# [What you will do]
Can you print every record below exactly as written?

——————

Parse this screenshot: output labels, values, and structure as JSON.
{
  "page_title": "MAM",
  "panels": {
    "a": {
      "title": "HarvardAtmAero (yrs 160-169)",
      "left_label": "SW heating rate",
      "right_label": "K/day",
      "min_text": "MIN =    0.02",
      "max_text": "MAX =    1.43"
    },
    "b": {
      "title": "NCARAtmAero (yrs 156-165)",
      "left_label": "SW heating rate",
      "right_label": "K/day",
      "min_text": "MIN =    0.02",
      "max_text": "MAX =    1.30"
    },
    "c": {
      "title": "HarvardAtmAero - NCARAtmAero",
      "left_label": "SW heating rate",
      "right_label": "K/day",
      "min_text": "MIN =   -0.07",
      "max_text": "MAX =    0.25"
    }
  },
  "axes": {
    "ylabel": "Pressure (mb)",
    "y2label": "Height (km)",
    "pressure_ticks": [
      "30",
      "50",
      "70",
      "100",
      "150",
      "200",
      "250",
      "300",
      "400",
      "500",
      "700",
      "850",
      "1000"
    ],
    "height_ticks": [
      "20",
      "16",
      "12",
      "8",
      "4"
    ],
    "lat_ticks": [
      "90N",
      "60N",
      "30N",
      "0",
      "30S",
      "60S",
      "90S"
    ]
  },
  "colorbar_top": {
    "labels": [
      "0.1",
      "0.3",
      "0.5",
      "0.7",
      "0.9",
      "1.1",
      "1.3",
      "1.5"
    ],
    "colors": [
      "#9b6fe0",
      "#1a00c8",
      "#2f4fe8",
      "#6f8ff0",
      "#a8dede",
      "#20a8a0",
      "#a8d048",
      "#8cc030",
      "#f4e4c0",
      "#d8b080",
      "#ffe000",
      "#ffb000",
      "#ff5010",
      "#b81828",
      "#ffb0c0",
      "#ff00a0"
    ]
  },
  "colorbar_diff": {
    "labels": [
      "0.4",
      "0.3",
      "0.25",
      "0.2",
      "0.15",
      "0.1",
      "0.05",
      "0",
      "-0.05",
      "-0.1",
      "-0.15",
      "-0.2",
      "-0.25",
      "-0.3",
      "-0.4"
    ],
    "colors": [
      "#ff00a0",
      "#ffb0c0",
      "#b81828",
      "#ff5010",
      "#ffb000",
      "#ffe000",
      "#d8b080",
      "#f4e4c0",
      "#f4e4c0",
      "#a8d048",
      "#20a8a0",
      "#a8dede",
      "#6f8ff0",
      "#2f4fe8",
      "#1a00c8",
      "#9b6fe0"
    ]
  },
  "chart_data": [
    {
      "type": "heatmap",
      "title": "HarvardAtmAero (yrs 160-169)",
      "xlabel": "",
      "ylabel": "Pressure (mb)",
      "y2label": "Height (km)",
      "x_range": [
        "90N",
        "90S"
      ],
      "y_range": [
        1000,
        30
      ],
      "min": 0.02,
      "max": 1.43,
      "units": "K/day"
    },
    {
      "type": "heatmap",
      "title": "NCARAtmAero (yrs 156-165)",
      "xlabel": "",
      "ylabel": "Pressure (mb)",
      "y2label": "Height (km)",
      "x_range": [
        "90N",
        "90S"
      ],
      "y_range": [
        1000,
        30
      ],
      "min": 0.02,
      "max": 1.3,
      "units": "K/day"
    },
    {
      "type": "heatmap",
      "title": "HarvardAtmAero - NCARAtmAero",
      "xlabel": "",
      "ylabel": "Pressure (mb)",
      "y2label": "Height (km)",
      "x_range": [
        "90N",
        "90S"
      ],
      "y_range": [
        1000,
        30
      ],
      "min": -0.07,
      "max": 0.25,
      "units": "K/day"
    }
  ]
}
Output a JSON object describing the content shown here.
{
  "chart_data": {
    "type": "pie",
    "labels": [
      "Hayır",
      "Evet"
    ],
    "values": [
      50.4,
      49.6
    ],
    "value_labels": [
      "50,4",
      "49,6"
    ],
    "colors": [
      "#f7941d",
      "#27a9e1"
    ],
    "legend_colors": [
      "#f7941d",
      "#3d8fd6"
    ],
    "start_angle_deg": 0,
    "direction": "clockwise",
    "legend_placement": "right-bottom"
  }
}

——————

# [Correct output]
Parse this screenshot: output labels, values, and structure as JSON.
{
  "page_title": "MAM",
  "panels": {
    "a": {
      "title": "HarvardAtmAero (yrs 160-169)",
      "left_label": "SW heating rate",
      "right_label": "K/day",
      "min_text": "MIN =    0.02",
      "max_text": "MAX =    1.43"
    },
    "b": {
      "title": "NCARAtmAero (yrs 156-165)",
      "left_label": "SW heating rate",
      "right_label": "K/day",
      "min_text": "MIN =    0.02",
      "max_text": "MAX =    1.30"
    },
    "c": {
      "title": "HarvardAtmAero - NCARAtmAero",
      "left_label": "SW heating rate",
      "right_label": "K/day",
      "min_text": "MIN =   -0.07",
      "max_text": "MAX =    0.25"
    }
  },
  "axes": {
    "ylabel": "Pressure (mb)",
    "y2label": "Height (km)",
    "pressure_ticks": [
      "30",
      "50",
      "70",
      "100",
      "150",
      "200",
      "250",
      "300",
      "400",
      "500",
      "700",
      "850",
      "1000"
    ],
    "height_ticks": [
      "20",
      "16",
      "12",
      "8",
      "4"
    ],
    "lat_ticks": [
      "90N",
      "60N",
      "30N",
      "0",
      "30S",
      "60S",
      "90S"
    ]
  },
  "colorbar_top": {
    "labels": [
      "0.1",
      "0.3",
      "0.5",
      "0.7",
      "0.9",
      "1.1",
      "1.3",
      "1.5"
    ],
    "colors": [
      "#9b6fe0",
      "#1a00c8",
      "#2f4fe8",
      "#6f8ff0",
      "#a8dede",
      "#20a8a0",
      "#a8d048",
      "#8cc030",
      "#f4e4c0",
      "#d8b080",
      "#ffe000",
      "#ffb000",
      "#ff5010",
      "#b81828",
      "#ffb0c0",
      "#ff00a0"
    ]
  },
  "colorbar_diff": {
    "labels": [
      "0.4",
      "0.3",
      "0.25",
      "0.2",
      "0.15",
      "0.1",
      "0.05",
      "0",
      "-0.05",
      "-0.1",
      "-0.15",
      "-0.2",
      "-0.25",
      "-0.3",
      "-0.4"
    ],
    "colors": [
      "#ff00a0",
      "#ffb0c0",
      "#b81828",
      "#ff5010",
      "#ffb000",
      "#ffe000",
      "#d8b080",
      "#f4e4c0",
      "#f4e4c0",
      "#a8d048",
      "#20a8a0",
      "#a8dede",
      "#6f8ff0",
      "#2f4fe8",
      "#1a00c8",
      "#9b6fe0"
    ]
  },
  "chart_data": [
    {
      "type": "heatmap",
      "title": "HarvardAtmAero (yrs 160-169)",
      "xlabel": "",
      "ylabel": "Pressure (mb)",
      "y2label": "Height (km)",
      "x_range": [
        "90N",
        "90S"
      ],
      "y_range": [
        1000,
        30
      ],
      "min": 0.02,
      "max": 1.43,
      "units": "K/day"
    },
    {
      "type": "heatmap",
      "title": "NCARAtmAero (yrs 156-165)",
      "xlabel": "",
      "ylabel": "Pressure (mb)",
      "y2label": "Height (km)",
      "x_range": [
        "90N",
        "90S"
      ],
      "y_range": [
        1000,
        30
      ],
      "min": 0.02,
      "max": 1.3,
      "units": "K/day"
    },
    {
      "type": "heatmap",
      "title": "HarvardAtmAero - NCARAtmAero",
      "xlabel": "",
      "ylabel": "Pressure (mb)",
      "y2label": "Height (km)",
      "x_range": [
        "90N",
        "90S"
      ],
      "y_range": [
        1000,
        30
      ],
      "min": -0.07,
      "max": 0.25,
      "units": "K/day"
    }
  ]
}
Output a JSON object describing the content shown here.
{
  "chart_data": {
    "type": "pie",
    "labels": [
      "Hayır",
      "Evet"
    ],
    "values": [
      50.4,
      49.6
    ],
    "value_labels": [
      "50,4",
      "49,6"
    ],
    "colors": [
      "#f7941d",
      "#27a9e1"
    ],
    "legend_colors": [
      "#f7941d",
      "#3d8fd6"
    ],
    "start_angle_deg": 0,
    "direction": "clockwise",
    "legend_placement": "right-bottom"
  }
}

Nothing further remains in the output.